** Exercise prompt **
Set down the material once more, exactly as it appears.

■ ■ ■ ■ ■

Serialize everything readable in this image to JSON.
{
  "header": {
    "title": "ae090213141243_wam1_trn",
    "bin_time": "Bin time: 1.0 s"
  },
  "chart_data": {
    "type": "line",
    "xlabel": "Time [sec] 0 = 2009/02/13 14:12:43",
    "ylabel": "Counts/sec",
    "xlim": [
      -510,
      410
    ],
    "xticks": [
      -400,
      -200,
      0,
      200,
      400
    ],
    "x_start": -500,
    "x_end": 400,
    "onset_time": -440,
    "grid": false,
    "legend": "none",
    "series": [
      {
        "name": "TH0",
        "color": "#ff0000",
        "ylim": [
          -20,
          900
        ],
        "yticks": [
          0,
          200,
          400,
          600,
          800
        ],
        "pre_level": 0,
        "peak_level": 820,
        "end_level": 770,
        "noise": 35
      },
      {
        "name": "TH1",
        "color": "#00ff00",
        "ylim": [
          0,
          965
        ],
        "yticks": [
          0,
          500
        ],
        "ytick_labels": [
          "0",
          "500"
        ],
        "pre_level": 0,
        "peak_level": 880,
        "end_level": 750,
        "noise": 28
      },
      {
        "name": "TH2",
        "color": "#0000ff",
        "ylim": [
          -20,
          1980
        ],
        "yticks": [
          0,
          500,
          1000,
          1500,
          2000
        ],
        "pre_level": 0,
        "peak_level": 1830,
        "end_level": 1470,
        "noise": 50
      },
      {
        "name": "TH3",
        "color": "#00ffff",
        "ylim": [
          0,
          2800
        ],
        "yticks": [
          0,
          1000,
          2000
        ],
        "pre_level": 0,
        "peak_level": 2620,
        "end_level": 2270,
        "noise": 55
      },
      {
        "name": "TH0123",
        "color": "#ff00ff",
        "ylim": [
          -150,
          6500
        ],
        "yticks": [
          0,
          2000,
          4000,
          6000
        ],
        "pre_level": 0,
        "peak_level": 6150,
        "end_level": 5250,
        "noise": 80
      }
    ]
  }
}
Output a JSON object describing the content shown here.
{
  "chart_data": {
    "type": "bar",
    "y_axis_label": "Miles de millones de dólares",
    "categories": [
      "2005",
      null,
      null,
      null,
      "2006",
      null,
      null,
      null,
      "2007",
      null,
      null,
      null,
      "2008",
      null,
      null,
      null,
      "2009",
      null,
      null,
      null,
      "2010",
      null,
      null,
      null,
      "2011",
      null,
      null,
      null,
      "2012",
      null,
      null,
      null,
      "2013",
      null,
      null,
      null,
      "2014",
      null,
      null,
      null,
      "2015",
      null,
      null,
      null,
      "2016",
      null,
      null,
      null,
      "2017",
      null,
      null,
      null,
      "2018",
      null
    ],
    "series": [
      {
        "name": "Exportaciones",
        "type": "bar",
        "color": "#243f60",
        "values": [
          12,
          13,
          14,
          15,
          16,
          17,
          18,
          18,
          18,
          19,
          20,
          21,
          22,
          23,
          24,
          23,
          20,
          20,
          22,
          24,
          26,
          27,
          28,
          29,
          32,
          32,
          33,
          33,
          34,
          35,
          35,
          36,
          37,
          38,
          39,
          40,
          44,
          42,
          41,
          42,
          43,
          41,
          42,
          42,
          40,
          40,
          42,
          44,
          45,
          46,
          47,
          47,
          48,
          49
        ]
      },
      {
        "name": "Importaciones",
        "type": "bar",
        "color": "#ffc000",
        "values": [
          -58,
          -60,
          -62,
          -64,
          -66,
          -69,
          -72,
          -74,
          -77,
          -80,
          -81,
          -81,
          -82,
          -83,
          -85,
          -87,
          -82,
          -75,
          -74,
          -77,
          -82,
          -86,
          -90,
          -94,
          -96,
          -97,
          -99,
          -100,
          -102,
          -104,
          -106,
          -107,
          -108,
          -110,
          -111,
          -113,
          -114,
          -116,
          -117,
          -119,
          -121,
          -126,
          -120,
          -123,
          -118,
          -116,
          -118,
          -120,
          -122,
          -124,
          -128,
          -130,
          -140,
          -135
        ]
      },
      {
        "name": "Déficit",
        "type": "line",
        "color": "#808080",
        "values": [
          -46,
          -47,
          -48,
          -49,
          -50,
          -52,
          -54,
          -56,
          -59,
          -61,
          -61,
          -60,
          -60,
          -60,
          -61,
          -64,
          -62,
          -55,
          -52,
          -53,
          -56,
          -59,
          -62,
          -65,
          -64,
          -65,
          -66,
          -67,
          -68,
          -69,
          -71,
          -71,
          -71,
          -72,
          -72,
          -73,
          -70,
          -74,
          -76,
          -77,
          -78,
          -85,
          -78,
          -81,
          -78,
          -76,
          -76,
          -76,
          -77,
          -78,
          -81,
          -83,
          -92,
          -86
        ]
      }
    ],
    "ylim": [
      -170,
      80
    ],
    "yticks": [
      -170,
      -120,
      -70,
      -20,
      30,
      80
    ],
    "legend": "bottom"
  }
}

■ ■ ■ ■ ■

** Result of this task **
Serialize everything readable in this image to JSON.
{
  "header": {
    "title": "ae090213141243_wam1_trn",
    "bin_time": "Bin time: 1.0 s"
  },
  "chart_data": {
    "type": "line",
    "xlabel": "Time [sec] 0 = 2009/02/13 14:12:43",
    "ylabel": "Counts/sec",
    "xlim": [
      -510,
      410
    ],
    "xticks": [
      -400,
      -200,
      0,
      200,
      400
    ],
    "x_start": -500,
    "x_end": 400,
    "onset_time": -440,
    "grid": false,
    "legend": "none",
    "series": [
      {
        "name": "TH0",
        "color": "#ff0000",
        "ylim": [
          -20,
          900
        ],
        "yticks": [
          0,
          200,
          400,
          600,
          800
        ],
        "pre_level": 0,
        "peak_level": 820,
        "end_level": 770,
        "noise": 35
      },
      {
        "name": "TH1",
        "color": "#00ff00",
        "ylim": [
          0,
          965
        ],
        "yticks": [
          0,
          500
        ],
        "ytick_labels": [
          "0",
          "500"
        ],
        "pre_level": 0,
        "peak_level": 880,
        "end_level": 750,
        "noise": 28
      },
      {
        "name": "TH2",
        "color": "#0000ff",
        "ylim": [
          -20,
          1980
        ],
        "yticks": [
          0,
          500,
          1000,
          1500,
          2000
        ],
        "pre_level": 0,
        "peak_level": 1830,
        "end_level": 1470,
        "noise": 50
      },
      {
        "name": "TH3",
        "color": "#00ffff",
        "ylim": [
          0,
          2800
        ],
        "yticks": [
          0,
          1000,
          2000
        ],
        "pre_level": 0,
        "peak_level": 2620,
        "end_level": 2270,
        "noise": 55
      },
      {
        "name": "TH0123",
        "color": "#ff00ff",
        "ylim": [
          -150,
          6500
        ],
        "yticks": [
          0,
          2000,
          4000,
          6000
        ],
        "pre_level": 0,
        "peak_level": 6150,
        "end_level": 5250,
        "noise": 80
      }
    ]
  }
}
Output a JSON object describing the content shown here.
{
  "chart_data": {
    "type": "bar",
    "y_axis_label": "Miles de millones de dólares",
    "categories": [
      "2005",
      null,
      null,
      null,
      "2006",
      null,
      null,
      null,
      "2007",
      null,
      null,
      null,
      "2008",
      null,
      null,
      null,
      "2009",
      null,
      null,
      null,
      "2010",
      null,
      null,
      null,
      "2011",
      null,
      null,
      null,
      "2012",
      null,
      null,
      null,
      "2013",
      null,
      null,
      null,
      "2014",
      null,
      null,
      null,
      "2015",
      null,
      null,
      null,
      "2016",
      null,
      null,
      null,
      "2017",
      null,
      null,
      null,
      "2018",
      null
    ],
    "series": [
      {
        "name": "Exportaciones",
        "type": "bar",
        "color": "#243f60",
        "values": [
          12,
          13,
          14,
          15,
          16,
          17,
          18,
          18,
          18,
          19,
          20,
          21,
          22,
          23,
          24,
          23,
          20,
          20,
          22,
          24,
          26,
          27,
          28,
          29,
          32,
          32,
          33,
          33,
          34,
          35,
          35,
          36,
          37,
          38,
          39,
          40,
          44,
          42,
          41,
          42,
          43,
          41,
          42,
          42,
          40,
          40,
          42,
          44,
          45,
          46,
          47,
          47,
          48,
          49
        ]
      },
      {
        "name": "Importaciones",
        "type": "bar",
        "color": "#ffc000",
        "values": [
          -58,
          -60,
          -62,
          -64,
          -66,
          -69,
          -72,
          -74,
          -77,
          -80,
          -81,
          -81,
          -82,
          -83,
          -85,
          -87,
          -82,
          -75,
          -74,
          -77,
          -82,
          -86,
          -90,
          -94,
          -96,
          -97,
          -99,
          -100,
          -102,
          -104,
          -106,
          -107,
          -108,
          -110,
          -111,
          -113,
          -114,
          -116,
          -117,
          -119,
          -121,
          -126,
          -120,
          -123,
          -118,
          -116,
          -118,
          -120,
          -122,
          -124,
          -128,
          -130,
          -140,
          -135
        ]
      },
      {
        "name": "Déficit",
        "type": "line",
        "color": "#808080",
        "values": [
          -46,
          -47,
          -48,
          -49,
          -50,
          -52,
          -54,
          -56,
          -59,
          -61,
          -61,
          -60,
          -60,
          -60,
          -61,
          -64,
          -62,
          -55,
          -52,
          -53,
          -56,
          -59,
          -62,
          -65,
          -64,
          -65,
          -66,
          -67,
          -68,
          -69,
          -71,
          -71,
          -71,
          -72,
          -72,
          -73,
          -70,
          -74,
          -76,
          -77,
          -78,
          -85,
          -78,
          -81,
          -78,
          -76,
          -76,
          -76,
          -77,
          -78,
          -81,
          -83,
          -92,
          -86
        ]
      }
    ],
    "ylim": [
      -170,
      80
    ],
    "yticks": [
      -170,
      -120,
      -70,
      -20,
      30,
      80
    ],
    "legend": "bottom"
  }
}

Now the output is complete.